— Written request —
Extract every line that contains the string "아름답게".

— Given records —
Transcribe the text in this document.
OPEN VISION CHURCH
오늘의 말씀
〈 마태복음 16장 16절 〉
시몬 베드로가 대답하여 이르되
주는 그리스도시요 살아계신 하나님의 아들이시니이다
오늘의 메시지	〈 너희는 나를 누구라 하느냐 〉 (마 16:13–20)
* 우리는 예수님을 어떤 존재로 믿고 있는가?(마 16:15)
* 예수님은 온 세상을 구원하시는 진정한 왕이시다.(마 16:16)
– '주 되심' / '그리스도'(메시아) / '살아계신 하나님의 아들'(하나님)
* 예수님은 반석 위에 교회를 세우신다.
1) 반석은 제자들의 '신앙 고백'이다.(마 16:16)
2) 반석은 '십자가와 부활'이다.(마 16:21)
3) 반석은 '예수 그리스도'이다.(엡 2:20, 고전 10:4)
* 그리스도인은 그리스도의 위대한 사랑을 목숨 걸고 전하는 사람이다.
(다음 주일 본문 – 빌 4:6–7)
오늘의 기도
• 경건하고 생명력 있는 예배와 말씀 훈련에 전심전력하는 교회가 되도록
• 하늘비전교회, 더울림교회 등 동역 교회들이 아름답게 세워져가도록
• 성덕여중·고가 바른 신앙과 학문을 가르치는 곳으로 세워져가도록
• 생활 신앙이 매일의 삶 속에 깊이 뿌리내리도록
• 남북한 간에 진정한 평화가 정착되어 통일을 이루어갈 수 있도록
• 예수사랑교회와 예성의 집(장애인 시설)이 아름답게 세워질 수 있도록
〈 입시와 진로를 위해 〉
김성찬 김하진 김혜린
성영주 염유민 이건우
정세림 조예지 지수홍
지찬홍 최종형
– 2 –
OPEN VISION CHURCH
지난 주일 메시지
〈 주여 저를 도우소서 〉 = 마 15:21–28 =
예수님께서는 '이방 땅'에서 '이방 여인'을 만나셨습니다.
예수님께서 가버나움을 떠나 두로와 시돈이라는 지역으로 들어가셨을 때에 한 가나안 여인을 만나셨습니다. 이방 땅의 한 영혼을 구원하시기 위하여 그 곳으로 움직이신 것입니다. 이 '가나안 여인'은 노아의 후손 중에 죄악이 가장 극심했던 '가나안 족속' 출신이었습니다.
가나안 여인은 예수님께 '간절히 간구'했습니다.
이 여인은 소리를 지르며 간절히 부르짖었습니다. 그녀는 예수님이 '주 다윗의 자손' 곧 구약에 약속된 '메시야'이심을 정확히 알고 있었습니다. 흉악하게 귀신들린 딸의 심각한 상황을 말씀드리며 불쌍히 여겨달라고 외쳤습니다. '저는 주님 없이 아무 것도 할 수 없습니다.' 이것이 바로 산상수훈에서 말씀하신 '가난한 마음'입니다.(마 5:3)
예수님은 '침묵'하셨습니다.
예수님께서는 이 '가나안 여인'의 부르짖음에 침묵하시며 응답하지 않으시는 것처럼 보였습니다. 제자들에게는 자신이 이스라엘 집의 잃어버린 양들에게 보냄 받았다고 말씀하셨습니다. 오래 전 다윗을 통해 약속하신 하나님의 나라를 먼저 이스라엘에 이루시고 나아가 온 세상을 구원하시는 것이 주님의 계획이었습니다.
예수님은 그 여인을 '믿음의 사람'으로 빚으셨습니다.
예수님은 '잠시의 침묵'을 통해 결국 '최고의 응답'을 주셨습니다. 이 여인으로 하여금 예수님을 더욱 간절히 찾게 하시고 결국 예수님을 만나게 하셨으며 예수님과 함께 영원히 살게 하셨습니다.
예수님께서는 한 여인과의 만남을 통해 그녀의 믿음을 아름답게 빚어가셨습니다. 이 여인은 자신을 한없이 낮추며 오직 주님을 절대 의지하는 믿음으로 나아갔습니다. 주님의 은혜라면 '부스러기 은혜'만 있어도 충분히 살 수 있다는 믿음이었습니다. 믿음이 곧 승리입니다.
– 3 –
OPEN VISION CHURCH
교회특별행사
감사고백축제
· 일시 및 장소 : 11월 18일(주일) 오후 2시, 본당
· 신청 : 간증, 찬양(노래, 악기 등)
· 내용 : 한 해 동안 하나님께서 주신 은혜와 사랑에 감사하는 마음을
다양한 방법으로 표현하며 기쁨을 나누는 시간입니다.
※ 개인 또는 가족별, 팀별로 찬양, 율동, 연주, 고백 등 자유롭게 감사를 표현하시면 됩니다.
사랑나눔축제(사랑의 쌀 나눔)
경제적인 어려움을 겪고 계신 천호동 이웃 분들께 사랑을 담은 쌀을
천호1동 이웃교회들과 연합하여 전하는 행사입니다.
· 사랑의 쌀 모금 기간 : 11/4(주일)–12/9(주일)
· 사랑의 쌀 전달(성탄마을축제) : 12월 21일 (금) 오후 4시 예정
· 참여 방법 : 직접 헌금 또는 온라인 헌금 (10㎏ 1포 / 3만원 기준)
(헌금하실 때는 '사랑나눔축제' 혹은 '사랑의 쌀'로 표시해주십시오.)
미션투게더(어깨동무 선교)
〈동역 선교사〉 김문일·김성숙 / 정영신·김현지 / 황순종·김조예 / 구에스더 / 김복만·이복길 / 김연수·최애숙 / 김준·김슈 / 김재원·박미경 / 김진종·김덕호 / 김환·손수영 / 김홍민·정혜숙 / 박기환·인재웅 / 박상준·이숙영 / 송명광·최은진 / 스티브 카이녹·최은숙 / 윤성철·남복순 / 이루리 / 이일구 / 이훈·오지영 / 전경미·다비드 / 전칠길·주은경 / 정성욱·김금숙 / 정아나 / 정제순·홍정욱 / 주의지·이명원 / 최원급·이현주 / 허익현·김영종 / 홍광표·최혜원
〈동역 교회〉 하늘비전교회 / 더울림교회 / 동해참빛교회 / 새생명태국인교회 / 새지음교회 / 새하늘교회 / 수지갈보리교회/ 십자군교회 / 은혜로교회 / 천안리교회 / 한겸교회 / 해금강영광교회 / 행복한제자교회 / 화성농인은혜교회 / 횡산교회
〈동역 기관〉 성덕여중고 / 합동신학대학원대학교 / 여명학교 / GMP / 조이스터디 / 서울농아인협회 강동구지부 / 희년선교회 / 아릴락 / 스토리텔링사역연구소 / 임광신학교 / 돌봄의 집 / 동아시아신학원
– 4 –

— Solution to the problem —
• 하늘비전교회, 더울림교회 등 동역 교회들이 아름답게 세워져가도록
• 예수사랑교회와 예성의 집(장애인 시설)이 아름답게 세워질 수 있도록
예수님께서는 한 여인과의 만남을 통해 그녀의 믿음을 아름답게 빚어가셨습니다. 이 여인은 자신을 한없이 낮추며 오직 주님을 절대 의지하는 믿음으로 나아갔습니다. 주님의 은혜라면 '부스러기 은혜'만 있어도 충분히 살 수 있다는 믿음이었습니다. 믿음이 곧 승리입니다.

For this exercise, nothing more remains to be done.